**INSTRUCTIONS TO FOLLOW:** In the listing that follows, count the lines holding the word "border" and report only that number.

* start DATA FOR THIS EXERCISE *

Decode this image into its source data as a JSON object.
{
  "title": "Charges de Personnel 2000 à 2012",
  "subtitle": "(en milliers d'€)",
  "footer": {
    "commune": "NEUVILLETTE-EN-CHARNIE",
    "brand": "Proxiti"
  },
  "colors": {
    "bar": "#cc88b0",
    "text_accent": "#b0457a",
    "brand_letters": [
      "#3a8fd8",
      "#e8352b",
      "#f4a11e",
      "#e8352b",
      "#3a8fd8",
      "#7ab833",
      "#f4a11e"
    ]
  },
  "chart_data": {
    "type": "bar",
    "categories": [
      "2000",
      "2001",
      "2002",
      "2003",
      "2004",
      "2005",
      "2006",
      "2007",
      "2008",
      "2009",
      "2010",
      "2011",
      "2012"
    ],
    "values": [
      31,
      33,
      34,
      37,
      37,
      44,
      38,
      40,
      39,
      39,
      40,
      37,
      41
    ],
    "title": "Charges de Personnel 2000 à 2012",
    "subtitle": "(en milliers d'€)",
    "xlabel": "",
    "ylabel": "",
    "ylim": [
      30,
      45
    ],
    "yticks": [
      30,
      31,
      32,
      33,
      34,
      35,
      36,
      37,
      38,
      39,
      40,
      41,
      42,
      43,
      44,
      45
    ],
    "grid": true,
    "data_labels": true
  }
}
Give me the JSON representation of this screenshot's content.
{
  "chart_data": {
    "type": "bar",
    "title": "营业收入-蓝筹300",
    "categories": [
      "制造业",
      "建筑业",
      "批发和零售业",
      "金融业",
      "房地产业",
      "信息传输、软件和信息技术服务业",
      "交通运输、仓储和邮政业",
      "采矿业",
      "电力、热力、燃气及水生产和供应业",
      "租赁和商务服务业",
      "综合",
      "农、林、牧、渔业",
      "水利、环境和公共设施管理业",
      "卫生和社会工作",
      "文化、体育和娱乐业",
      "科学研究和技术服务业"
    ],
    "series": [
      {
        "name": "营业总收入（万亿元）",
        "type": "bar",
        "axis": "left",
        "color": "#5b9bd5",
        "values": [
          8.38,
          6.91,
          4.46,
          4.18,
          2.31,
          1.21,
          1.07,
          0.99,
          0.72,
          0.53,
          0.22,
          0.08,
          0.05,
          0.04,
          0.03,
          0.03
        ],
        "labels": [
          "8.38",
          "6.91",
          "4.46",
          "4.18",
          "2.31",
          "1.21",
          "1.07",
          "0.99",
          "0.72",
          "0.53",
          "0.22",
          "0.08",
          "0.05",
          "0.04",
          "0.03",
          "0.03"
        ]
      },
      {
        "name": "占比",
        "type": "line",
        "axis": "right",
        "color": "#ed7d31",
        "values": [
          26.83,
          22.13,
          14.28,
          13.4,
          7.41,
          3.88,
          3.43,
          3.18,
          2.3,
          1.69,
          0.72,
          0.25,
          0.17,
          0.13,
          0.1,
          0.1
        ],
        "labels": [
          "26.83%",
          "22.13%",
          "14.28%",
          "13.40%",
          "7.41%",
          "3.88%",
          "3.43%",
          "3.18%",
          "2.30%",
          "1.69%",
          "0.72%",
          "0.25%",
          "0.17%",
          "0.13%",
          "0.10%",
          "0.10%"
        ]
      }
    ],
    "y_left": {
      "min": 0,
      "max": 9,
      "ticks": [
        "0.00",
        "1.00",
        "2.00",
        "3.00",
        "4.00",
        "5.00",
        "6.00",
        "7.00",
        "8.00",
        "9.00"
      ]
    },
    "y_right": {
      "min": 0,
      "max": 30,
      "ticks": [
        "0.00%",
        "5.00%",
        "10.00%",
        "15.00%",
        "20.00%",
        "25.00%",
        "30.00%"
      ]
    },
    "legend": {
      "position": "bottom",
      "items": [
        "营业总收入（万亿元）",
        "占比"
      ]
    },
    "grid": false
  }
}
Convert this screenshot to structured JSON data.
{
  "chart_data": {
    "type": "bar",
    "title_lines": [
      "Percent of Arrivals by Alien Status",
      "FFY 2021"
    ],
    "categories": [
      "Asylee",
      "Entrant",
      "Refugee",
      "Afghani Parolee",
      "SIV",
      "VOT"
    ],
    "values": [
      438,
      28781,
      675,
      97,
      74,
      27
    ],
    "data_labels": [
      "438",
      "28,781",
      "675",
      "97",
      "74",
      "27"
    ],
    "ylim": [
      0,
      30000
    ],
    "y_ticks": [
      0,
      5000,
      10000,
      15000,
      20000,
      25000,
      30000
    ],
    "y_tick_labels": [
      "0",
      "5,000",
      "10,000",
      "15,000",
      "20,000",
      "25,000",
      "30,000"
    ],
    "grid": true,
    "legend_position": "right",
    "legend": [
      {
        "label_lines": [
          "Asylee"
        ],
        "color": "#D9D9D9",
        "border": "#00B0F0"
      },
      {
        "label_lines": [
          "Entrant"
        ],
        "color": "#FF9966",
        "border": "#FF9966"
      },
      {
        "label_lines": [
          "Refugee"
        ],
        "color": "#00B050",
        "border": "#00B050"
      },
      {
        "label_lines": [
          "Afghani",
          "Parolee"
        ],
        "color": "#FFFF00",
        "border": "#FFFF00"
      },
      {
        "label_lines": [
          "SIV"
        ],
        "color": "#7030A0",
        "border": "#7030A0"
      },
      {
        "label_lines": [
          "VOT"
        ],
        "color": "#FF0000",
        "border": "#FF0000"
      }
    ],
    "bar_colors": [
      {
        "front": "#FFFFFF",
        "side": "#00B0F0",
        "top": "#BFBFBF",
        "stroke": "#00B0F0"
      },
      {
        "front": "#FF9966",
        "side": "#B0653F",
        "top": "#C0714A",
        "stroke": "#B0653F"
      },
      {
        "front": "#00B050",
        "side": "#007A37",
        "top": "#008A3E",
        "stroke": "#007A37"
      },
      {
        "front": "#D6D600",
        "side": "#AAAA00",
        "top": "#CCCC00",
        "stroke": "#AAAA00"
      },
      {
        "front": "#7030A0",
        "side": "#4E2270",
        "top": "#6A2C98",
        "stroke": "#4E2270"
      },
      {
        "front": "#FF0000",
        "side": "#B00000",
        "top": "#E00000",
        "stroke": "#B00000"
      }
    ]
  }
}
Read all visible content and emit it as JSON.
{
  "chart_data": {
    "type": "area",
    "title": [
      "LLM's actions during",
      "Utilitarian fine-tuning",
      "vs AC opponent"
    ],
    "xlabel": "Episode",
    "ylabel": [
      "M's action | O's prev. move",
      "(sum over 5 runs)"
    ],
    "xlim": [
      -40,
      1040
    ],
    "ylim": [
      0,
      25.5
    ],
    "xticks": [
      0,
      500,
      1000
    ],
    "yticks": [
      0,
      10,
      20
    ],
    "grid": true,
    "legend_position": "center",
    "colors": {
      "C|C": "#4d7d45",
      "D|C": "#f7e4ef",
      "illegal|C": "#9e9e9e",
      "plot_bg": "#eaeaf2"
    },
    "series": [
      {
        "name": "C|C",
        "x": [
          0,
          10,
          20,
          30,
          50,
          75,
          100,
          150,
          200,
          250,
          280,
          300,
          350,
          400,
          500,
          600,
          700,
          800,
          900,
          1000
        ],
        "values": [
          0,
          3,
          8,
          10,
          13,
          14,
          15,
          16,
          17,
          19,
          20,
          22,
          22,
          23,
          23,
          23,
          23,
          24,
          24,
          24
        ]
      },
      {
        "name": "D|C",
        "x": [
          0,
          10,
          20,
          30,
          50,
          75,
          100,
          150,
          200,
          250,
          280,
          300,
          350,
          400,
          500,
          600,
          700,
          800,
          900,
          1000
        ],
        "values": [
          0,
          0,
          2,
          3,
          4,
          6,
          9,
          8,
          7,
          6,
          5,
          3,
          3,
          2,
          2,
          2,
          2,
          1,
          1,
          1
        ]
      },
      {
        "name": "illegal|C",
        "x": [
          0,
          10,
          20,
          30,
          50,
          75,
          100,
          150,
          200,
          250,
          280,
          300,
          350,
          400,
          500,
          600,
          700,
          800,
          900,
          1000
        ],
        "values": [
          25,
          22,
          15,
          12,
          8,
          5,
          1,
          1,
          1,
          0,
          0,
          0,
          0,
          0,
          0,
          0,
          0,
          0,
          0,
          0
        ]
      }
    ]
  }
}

* end DATA FOR THIS EXERCISE *

**OUTPUT BELOW:** 6